» EXERCISE PROMPT:
Rewrite the listing below, changing every "Period (ka)" to "Period (kyr)" and leaving everything else as it is.

'''

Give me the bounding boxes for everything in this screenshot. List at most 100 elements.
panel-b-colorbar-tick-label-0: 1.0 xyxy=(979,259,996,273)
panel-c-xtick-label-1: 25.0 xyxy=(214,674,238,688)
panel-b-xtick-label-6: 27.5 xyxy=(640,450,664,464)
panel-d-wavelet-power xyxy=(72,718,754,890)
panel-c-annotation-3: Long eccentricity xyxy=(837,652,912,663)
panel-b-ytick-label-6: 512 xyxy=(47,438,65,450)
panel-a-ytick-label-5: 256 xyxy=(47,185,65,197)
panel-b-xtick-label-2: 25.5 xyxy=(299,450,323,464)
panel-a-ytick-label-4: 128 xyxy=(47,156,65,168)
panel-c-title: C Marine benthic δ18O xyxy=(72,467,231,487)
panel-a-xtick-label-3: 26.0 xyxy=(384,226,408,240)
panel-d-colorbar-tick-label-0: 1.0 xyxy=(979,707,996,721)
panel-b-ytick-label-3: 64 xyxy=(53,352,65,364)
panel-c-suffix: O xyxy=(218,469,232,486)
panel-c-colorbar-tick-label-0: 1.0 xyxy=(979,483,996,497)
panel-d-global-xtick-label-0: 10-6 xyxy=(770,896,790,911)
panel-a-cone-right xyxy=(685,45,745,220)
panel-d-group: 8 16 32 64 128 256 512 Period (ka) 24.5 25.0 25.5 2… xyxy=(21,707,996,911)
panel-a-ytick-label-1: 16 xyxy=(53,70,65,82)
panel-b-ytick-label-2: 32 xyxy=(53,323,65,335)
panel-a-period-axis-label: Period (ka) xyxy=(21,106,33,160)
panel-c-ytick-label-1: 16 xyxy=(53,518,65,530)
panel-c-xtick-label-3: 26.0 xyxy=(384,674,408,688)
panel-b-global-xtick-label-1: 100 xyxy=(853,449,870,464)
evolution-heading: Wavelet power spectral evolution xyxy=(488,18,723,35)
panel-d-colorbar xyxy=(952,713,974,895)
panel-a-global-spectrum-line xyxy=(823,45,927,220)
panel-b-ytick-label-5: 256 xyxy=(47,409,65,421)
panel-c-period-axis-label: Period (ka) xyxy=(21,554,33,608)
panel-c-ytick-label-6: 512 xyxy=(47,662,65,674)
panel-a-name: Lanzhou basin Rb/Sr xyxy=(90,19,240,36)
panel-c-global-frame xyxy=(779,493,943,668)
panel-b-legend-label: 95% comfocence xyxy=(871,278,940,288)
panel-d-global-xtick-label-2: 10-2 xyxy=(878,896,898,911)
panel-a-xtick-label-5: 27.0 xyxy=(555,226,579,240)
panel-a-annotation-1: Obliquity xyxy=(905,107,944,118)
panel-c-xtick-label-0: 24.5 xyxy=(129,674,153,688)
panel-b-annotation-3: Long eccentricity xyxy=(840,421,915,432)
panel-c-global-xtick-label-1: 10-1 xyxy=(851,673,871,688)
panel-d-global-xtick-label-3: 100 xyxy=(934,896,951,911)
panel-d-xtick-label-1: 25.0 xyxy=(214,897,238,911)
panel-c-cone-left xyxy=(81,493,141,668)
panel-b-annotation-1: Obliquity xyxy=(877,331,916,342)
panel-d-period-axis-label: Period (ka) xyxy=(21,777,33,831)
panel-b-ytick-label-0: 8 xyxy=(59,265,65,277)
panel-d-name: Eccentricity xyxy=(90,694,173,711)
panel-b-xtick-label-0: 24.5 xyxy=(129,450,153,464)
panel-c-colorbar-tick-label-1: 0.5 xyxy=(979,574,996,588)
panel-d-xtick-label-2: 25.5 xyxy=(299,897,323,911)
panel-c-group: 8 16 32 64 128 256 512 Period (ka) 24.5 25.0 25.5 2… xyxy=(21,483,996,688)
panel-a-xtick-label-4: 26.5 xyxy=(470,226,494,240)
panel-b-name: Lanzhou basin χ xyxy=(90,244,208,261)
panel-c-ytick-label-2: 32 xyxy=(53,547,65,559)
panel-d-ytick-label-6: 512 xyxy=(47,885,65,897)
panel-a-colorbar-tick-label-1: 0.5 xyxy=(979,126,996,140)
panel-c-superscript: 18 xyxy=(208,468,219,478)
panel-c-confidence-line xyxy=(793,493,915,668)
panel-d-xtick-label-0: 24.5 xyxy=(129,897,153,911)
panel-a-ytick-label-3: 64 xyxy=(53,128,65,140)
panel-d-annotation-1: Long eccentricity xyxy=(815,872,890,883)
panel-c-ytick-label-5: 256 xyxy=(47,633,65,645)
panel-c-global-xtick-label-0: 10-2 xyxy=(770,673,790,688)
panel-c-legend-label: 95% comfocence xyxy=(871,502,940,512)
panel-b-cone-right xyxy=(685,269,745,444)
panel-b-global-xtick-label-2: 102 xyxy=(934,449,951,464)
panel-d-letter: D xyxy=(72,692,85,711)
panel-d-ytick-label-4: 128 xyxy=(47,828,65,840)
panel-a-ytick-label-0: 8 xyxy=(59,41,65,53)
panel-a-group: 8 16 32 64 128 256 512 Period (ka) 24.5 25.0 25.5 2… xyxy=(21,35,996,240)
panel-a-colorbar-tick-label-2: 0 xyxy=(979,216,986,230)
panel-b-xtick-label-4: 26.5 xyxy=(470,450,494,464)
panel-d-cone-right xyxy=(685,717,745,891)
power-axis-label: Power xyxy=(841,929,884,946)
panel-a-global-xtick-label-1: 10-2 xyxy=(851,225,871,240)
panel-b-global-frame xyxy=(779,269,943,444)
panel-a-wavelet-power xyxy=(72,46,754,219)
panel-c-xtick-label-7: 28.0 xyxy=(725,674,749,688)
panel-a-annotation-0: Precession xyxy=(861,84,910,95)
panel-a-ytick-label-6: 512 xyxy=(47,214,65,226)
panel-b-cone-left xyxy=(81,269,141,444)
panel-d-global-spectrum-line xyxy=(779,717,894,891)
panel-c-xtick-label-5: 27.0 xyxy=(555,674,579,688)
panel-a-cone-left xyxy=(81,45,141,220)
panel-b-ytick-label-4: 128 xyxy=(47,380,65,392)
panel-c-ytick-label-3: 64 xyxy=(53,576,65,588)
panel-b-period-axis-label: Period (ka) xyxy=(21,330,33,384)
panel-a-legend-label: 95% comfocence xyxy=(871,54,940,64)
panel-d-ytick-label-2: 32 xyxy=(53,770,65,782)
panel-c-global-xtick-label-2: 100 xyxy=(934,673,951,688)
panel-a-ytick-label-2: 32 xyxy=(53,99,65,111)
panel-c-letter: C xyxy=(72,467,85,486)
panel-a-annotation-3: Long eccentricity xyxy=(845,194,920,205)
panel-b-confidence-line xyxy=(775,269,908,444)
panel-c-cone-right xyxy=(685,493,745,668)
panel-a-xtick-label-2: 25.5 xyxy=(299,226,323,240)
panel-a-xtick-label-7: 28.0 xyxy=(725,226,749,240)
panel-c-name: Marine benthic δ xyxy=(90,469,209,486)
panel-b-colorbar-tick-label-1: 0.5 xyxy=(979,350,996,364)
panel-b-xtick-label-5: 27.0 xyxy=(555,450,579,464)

'''

» REPLY:
Give me the bounding boxes for everything in this screenshot. List at most 100 elements.
panel-b-colorbar-tick-label-0: 1.0 xyxy=(979,259,996,273)
panel-c-xtick-label-1: 25.0 xyxy=(214,674,238,688)
panel-b-xtick-label-6: 27.5 xyxy=(640,450,664,464)
panel-d-wavelet-power xyxy=(72,718,754,890)
panel-c-annotation-3: Long eccentricity xyxy=(837,652,912,663)
panel-b-ytick-label-6: 512 xyxy=(47,438,65,450)
panel-a-ytick-label-5: 256 xyxy=(47,185,65,197)
panel-b-xtick-label-2: 25.5 xyxy=(299,450,323,464)
panel-a-ytick-label-4: 128 xyxy=(47,156,65,168)
panel-c-title: C Marine benthic δ18O xyxy=(72,467,231,487)
panel-a-xtick-label-3: 26.0 xyxy=(384,226,408,240)
panel-d-colorbar-tick-label-0: 1.0 xyxy=(979,707,996,721)
panel-b-ytick-label-3: 64 xyxy=(53,352,65,364)
panel-c-suffix: O xyxy=(218,469,232,486)
panel-c-colorbar-tick-label-0: 1.0 xyxy=(979,483,996,497)
panel-d-global-xtick-label-0: 10-6 xyxy=(770,896,790,911)
panel-a-cone-right xyxy=(685,45,745,220)
panel-d-group: 8 16 32 64 128 256 512 Period (kyr) 24.5 25.0 25.5 2… xyxy=(21,707,996,911)
panel-a-ytick-label-1: 16 xyxy=(53,70,65,82)
panel-b-ytick-label-2: 32 xyxy=(53,323,65,335)
panel-a-period-axis-label: Period (kyr) xyxy=(21,106,33,160)
panel-c-ytick-label-1: 16 xyxy=(53,518,65,530)
panel-c-xtick-label-3: 26.0 xyxy=(384,674,408,688)
panel-b-global-xtick-label-1: 100 xyxy=(853,449,870,464)
evolution-heading: Wavelet power spectral evolution xyxy=(488,18,723,35)
panel-d-colorbar xyxy=(952,713,974,895)
panel-a-global-spectrum-line xyxy=(823,45,927,220)
panel-b-ytick-label-5: 256 xyxy=(47,409,65,421)
panel-c-period-axis-label: Period (kyr) xyxy=(21,554,33,608)
panel-c-ytick-label-6: 512 xyxy=(47,662,65,674)
panel-a-name: Lanzhou basin Rb/Sr xyxy=(90,19,240,36)
panel-c-global-frame xyxy=(779,493,943,668)
panel-b-legend-label: 95% comfocence xyxy=(871,278,940,288)
panel-d-global-xtick-label-2: 10-2 xyxy=(878,896,898,911)
panel-a-xtick-label-5: 27.0 xyxy=(555,226,579,240)
panel-a-annotation-1: Obliquity xyxy=(905,107,944,118)
panel-c-xtick-label-0: 24.5 xyxy=(129,674,153,688)
panel-b-annotation-3: Long eccentricity xyxy=(840,421,915,432)
panel-c-global-xtick-label-1: 10-1 xyxy=(851,673,871,688)
panel-d-global-xtick-label-3: 100 xyxy=(934,896,951,911)
panel-d-xtick-label-1: 25.0 xyxy=(214,897,238,911)
panel-c-cone-left xyxy=(81,493,141,668)
panel-b-annotation-1: Obliquity xyxy=(877,331,916,342)
panel-d-period-axis-label: Period (kyr) xyxy=(21,777,33,831)
panel-b-ytick-label-0: 8 xyxy=(59,265,65,277)
panel-d-name: Eccentricity xyxy=(90,694,173,711)
panel-b-xtick-label-0: 24.5 xyxy=(129,450,153,464)
panel-c-colorbar-tick-label-1: 0.5 xyxy=(979,574,996,588)
panel-d-xtick-label-2: 25.5 xyxy=(299,897,323,911)
panel-c-group: 8 16 32 64 128 256 512 Period (kyr) 24.5 25.0 25.5 2… xyxy=(21,483,996,688)
panel-a-xtick-label-4: 26.5 xyxy=(470,226,494,240)
panel-b-name: Lanzhou basin χ xyxy=(90,244,208,261)
panel-c-ytick-label-2: 32 xyxy=(53,547,65,559)
panel-d-ytick-label-6: 512 xyxy=(47,885,65,897)
panel-a-colorbar-tick-label-1: 0.5 xyxy=(979,126,996,140)
panel-c-superscript: 18 xyxy=(208,468,219,478)
panel-c-confidence-line xyxy=(793,493,915,668)
panel-d-xtick-label-0: 24.5 xyxy=(129,897,153,911)
panel-a-ytick-label-3: 64 xyxy=(53,128,65,140)
panel-d-annotation-1: Long eccentricity xyxy=(815,872,890,883)
panel-c-ytick-label-5: 256 xyxy=(47,633,65,645)
panel-c-global-xtick-label-0: 10-2 xyxy=(770,673,790,688)
panel-c-legend-label: 95% comfocence xyxy=(871,502,940,512)
panel-b-cone-right xyxy=(685,269,745,444)
panel-b-global-xtick-label-2: 102 xyxy=(934,449,951,464)
panel-d-letter: D xyxy=(72,692,85,711)
panel-d-ytick-label-4: 128 xyxy=(47,828,65,840)
panel-a-ytick-label-0: 8 xyxy=(59,41,65,53)
panel-a-group: 8 16 32 64 128 256 512 Period (kyr) 24.5 25.0 25.5 2… xyxy=(21,35,996,240)
panel-a-colorbar-tick-label-2: 0 xyxy=(979,216,986,230)
panel-b-xtick-label-4: 26.5 xyxy=(470,450,494,464)
panel-d-cone-right xyxy=(685,717,745,891)
power-axis-label: Power xyxy=(841,929,884,946)
panel-a-global-xtick-label-1: 10-2 xyxy=(851,225,871,240)
panel-b-global-frame xyxy=(779,269,943,444)
panel-a-wavelet-power xyxy=(72,46,754,219)
panel-c-xtick-label-7: 28.0 xyxy=(725,674,749,688)
panel-a-annotation-0: Precession xyxy=(861,84,910,95)
panel-a-ytick-label-6: 512 xyxy=(47,214,65,226)
panel-b-cone-left xyxy=(81,269,141,444)
panel-d-global-spectrum-line xyxy=(779,717,894,891)
panel-c-xtick-label-5: 27.0 xyxy=(555,674,579,688)
panel-a-cone-left xyxy=(81,45,141,220)
panel-b-ytick-label-4: 128 xyxy=(47,380,65,392)
panel-c-ytick-label-3: 64 xyxy=(53,576,65,588)
panel-b-period-axis-label: Period (kyr) xyxy=(21,330,33,384)
panel-a-legend-label: 95% comfocence xyxy=(871,54,940,64)
panel-d-ytick-label-2: 32 xyxy=(53,770,65,782)
panel-c-global-xtick-label-2: 100 xyxy=(934,673,951,688)
panel-a-ytick-label-2: 32 xyxy=(53,99,65,111)
panel-c-letter: C xyxy=(72,467,85,486)
panel-a-annotation-3: Long eccentricity xyxy=(845,194,920,205)
panel-b-confidence-line xyxy=(775,269,908,444)
panel-c-cone-right xyxy=(685,493,745,668)
panel-a-xtick-label-2: 25.5 xyxy=(299,226,323,240)
panel-a-xtick-label-7: 28.0 xyxy=(725,226,749,240)
panel-c-name: Marine benthic δ xyxy=(90,469,209,486)
panel-b-colorbar-tick-label-1: 0.5 xyxy=(979,350,996,364)
panel-b-xtick-label-5: 27.0 xyxy=(555,450,579,464)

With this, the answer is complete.